● Records shown:
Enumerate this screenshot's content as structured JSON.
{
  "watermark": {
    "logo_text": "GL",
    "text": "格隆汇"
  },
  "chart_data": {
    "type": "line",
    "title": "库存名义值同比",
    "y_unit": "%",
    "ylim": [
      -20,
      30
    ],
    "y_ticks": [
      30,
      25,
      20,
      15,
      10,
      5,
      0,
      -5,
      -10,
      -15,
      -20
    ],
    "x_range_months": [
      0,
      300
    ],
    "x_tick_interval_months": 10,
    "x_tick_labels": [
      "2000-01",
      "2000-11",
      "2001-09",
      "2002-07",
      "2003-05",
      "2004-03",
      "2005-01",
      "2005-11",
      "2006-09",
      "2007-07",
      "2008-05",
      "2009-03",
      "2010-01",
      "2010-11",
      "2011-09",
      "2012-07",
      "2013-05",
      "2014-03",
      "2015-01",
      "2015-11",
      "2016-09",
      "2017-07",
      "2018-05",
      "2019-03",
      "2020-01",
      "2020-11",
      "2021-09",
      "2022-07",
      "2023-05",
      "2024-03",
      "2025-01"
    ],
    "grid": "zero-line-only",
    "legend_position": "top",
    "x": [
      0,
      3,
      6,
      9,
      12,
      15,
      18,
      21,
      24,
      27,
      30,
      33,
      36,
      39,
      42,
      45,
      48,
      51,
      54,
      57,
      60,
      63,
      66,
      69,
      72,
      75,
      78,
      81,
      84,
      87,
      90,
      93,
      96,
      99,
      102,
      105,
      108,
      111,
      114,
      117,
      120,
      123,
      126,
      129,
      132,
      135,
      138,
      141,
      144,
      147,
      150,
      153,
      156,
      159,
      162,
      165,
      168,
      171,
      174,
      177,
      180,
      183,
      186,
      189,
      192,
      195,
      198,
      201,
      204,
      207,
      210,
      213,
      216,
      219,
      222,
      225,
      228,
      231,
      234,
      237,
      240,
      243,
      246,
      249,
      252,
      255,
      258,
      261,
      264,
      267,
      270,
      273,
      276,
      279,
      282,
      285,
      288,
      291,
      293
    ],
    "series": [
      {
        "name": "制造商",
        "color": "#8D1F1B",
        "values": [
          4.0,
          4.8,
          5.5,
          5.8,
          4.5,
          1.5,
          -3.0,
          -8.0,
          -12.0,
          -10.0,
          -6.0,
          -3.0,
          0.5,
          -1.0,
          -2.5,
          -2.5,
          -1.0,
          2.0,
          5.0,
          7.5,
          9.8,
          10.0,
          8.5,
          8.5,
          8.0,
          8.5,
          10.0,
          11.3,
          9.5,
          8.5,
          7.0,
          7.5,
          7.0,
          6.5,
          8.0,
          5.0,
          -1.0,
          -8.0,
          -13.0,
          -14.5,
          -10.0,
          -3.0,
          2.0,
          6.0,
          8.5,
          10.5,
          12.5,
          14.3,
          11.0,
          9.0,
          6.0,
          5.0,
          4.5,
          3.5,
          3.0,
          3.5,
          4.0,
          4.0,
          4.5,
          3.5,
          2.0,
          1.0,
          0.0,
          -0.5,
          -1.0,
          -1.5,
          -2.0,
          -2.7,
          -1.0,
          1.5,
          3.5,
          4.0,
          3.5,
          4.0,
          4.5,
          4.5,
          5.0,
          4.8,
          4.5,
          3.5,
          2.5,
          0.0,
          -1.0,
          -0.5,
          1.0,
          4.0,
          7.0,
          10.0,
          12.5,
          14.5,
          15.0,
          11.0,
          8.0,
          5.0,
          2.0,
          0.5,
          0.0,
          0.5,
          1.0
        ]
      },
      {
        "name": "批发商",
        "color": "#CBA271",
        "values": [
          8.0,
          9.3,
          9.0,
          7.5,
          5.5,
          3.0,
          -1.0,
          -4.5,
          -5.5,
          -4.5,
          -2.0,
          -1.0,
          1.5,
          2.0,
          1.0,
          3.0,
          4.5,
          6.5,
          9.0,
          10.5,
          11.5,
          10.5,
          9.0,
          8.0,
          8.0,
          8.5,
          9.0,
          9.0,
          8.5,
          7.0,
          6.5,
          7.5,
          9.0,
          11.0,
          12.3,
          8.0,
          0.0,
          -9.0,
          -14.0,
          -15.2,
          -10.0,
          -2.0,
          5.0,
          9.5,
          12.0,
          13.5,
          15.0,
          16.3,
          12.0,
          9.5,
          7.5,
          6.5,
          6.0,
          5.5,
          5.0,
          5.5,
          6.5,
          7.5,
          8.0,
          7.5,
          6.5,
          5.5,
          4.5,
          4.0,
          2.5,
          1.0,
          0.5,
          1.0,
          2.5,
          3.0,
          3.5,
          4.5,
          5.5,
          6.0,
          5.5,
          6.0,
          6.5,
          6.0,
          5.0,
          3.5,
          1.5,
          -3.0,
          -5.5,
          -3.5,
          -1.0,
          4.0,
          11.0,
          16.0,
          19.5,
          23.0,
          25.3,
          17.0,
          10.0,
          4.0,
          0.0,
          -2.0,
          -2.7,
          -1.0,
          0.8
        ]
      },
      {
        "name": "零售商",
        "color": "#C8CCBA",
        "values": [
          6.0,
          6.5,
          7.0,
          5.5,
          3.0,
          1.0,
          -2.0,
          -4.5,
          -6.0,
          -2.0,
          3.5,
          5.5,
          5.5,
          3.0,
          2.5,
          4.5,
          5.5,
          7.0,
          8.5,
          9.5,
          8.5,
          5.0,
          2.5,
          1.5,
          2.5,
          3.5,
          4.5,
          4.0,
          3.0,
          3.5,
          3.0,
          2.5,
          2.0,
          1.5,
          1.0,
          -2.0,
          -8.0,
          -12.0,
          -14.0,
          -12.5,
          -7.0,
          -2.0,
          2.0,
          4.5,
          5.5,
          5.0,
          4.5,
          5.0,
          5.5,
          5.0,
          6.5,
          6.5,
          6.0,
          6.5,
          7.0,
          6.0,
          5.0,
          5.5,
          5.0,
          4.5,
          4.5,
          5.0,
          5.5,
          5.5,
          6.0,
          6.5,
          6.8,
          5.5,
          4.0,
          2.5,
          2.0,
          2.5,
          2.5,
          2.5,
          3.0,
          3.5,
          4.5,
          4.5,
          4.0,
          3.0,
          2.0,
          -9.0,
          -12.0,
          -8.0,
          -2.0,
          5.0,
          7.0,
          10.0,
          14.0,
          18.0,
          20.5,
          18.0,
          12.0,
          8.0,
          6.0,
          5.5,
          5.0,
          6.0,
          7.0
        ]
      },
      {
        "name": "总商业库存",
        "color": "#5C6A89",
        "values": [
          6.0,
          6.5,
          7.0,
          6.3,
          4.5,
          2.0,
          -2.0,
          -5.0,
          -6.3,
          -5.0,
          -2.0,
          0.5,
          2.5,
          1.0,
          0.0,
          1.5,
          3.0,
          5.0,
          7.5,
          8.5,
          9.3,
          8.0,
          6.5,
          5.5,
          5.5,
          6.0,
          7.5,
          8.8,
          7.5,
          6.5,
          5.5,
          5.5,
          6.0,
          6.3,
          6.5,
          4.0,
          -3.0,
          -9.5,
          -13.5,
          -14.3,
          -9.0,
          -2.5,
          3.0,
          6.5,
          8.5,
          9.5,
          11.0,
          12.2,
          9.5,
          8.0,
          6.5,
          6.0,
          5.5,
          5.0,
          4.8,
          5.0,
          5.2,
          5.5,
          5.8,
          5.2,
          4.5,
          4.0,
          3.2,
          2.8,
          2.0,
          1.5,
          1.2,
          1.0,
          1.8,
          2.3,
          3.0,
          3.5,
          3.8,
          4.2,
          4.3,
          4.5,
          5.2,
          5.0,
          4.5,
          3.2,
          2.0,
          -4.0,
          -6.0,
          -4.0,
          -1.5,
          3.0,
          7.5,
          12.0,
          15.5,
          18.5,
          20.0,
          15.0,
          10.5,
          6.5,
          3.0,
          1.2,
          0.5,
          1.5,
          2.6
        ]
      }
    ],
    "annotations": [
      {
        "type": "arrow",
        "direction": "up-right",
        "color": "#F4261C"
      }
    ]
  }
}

● Problem to work on: Reproduce each line of the entries in which the word "name" is found.

● Result:
        "name": "制造商",
        "name": "批发商",
        "name": "零售商",
        "name": "总商业库存",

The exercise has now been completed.